(Items from a data source)
◆ ◆ ◆ ◆

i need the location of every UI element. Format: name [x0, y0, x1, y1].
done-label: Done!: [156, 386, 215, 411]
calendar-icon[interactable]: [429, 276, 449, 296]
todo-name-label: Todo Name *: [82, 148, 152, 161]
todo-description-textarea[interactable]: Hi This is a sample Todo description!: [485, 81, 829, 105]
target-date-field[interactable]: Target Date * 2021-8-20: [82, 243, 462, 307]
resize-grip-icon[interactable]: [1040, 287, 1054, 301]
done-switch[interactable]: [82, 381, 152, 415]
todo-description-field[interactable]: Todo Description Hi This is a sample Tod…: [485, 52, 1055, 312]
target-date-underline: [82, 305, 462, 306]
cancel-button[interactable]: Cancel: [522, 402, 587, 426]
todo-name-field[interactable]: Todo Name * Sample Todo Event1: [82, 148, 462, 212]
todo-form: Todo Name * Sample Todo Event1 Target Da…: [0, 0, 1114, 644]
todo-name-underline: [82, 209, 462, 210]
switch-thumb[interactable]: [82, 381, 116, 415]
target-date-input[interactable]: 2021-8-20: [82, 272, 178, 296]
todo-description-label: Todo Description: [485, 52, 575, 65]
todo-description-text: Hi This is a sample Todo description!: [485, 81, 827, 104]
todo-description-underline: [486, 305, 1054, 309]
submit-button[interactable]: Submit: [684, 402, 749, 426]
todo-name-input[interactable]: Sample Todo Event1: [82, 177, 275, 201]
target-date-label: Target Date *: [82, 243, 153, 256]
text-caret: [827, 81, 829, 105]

◆ ◆ ◆ ◆

▶ **Exercise description**
Copy out the records word for word, from the first line through the line containing "done-switch[interactable]: [82, 381, 152, 415]".

▶ **Reply**
i need the location of every UI element. Format: name [x0, y0, x1, y1].
done-label: Done!: [156, 386, 215, 411]
calendar-icon[interactable]: [429, 276, 449, 296]
todo-name-label: Todo Name *: [82, 148, 152, 161]
todo-description-textarea[interactable]: Hi This is a sample Todo description!: [485, 81, 829, 105]
target-date-field[interactable]: Target Date * 2021-8-20: [82, 243, 462, 307]
resize-grip-icon[interactable]: [1040, 287, 1054, 301]
done-switch[interactable]: [82, 381, 152, 415]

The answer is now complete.